------ DOCUMENT ------

A line of eager ticket buyers outside a theatre on opening night showing the demand for live events.

These actions are part of a broader commitment to ensure near-term competitive challenges do not threaten long-term value creation. Following the execution of these efficiency efforts, Vivid Seats will operate with greater agility, deliver more impact and drive durable growth. Importantly, we do not believe these cost reductions will impact our ability to innovate across our core strategic initiatives. As we’ve shared, our industry-leading ERP SkyBox is utilized by over half of professional sellers to run their businesses. This quarter, we rolled out incremental analytical capabilities within SkyBox that were well received, and we are excited about additional SkyBox functionality in our product pipeline. Internationally, I’m pleased to share that we are now live in 4 European countries.

Our international business is demonstrating strong growth, albeit from a small base and is exceeding our margin expectations. While our initial target was to break even on a contribution basis while growing international revenues, we have been net contribution positive thus far in 2025. We look forward to further diligent expansion abroad. To conclude, the second quarter was challenging, but we remain confident that better industry conditions will return. We are keenly focused on reigniting sustainable growth through best-in-class efficiency and differentiation on both sides of our marketplace. With that, I will turn it over to Larry for a more detailed financial review of the quarter.

------ DATA EXCERPT ------

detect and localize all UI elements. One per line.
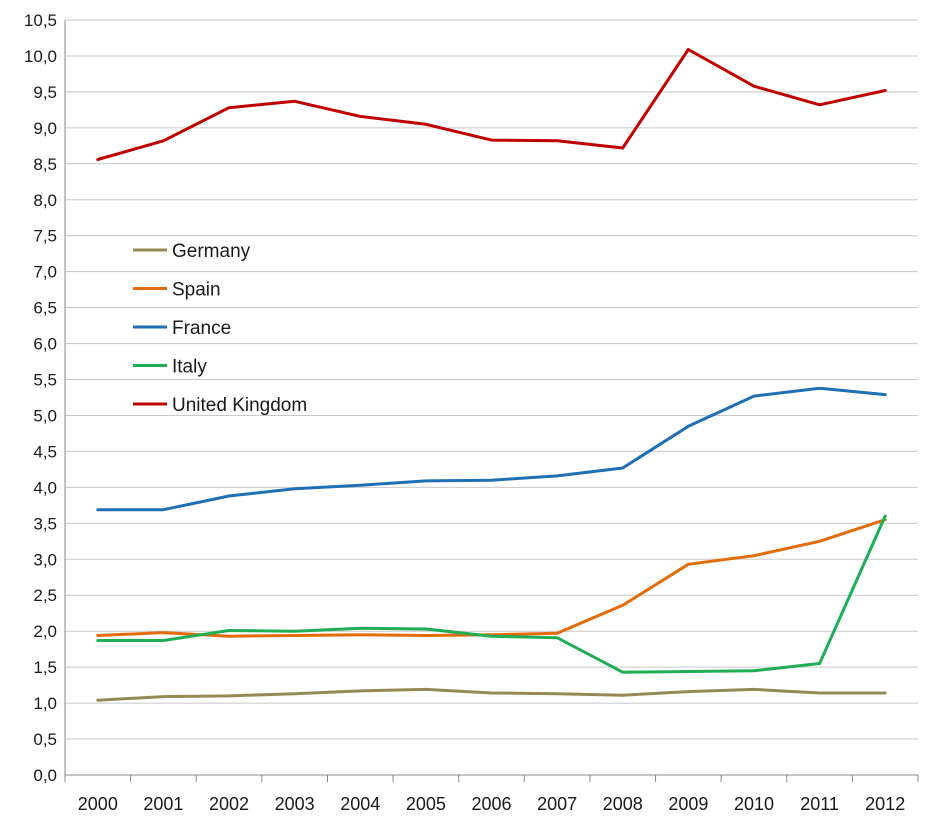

------

» REQUIRED ACTIONS
- 1) Reproduce word for word everything in the Vivid Seats excerpt from "Our international business" down to "of the quarter.".
- 2) Carry the Vivid Seats excerpt forward, beginning right after its final sentence.
The material placed after the Vivid Seats excerpt is separate from it.

» TASK-BY-TASK RESULTS
- 1)
Our international business is demonstrating strong growth, albeit from a small base and is exceeding our margin expectations. While our initial target was to break even on a contribution basis while growing international revenues, we have been net contribution positive thus far in 2025. We look forward to further diligent expansion abroad. To conclude, the second quarter was challenging, but we remain confident that better industry conditions will return. We are keenly focused on reigniting sustainable growth through best-in-class efficiency and differentiation on both sides of our marketplace. With that, I will turn it over to Larry for a more detailed financial review of the quarter.

- 2)
Lawrence C. Fey: Thank you, Stan. We generated $685 million of Marketplace GOV in Q2, which was down 31% year-over-year. Total Marketplace orders were down approximately 30% year-over-year, while average order size was down 2%. We generated $144 million of Revenues in Q2, which was down 28% year-over-year. Our Q2 Marketplace take rate was 16.7%, down slightly year-over-year. While we expect some degree of continued take rate variability, we anticipate near-term take rate will remain in the 16% range. Q2 2025 Adjusted EBITDA was $14 million, down substantially from the prior year due primarily to lower volume and negative operating leverage. Performance marketing intensity continues unabated and will continue to pressure results.

Despite this pressure, we remain focused on creating a path to return to sustainable growth. We will drive additional efficiency through our cost reduction program, and we’ll utilize a portion of these savings to offer a leading value proposition to buyers while remaining competitive across relevant marketing channels as we look to stabilize top line in 2026 and beyond. We ended Q2 with $392 million of debt and $153 million of cash with net debt of $239 million. In the quarter, we utilized approximately $9 million in cash to purchase approximately 4 million shares of our Class A common stock at an average price of $2.34. As Stan noted, due to industry volumes were quite soft even relative to typical seasonality. Our quarter end cash balance is driven by volume trends as we exit the quarter, which resulted in continued pressure on cash balances in Q2.

We anticipate positive cash flow in Q3 due to a combination of typical seasonality improvements and a belief that the degree of June softness was atypical. Lastly, please note that our planned 1-for-20 reverse stock split, which was announced yesterday, will become effective after market close today. Our second quarter financial statements reflect share count and per share amounts before the reverse stock split, but subsequent periods will be reported on a post-split basis. We believe the reverse stock split will, among other things, enhance the marketability of our common stock. I’ll now hand it back to Stan for concluding remarks.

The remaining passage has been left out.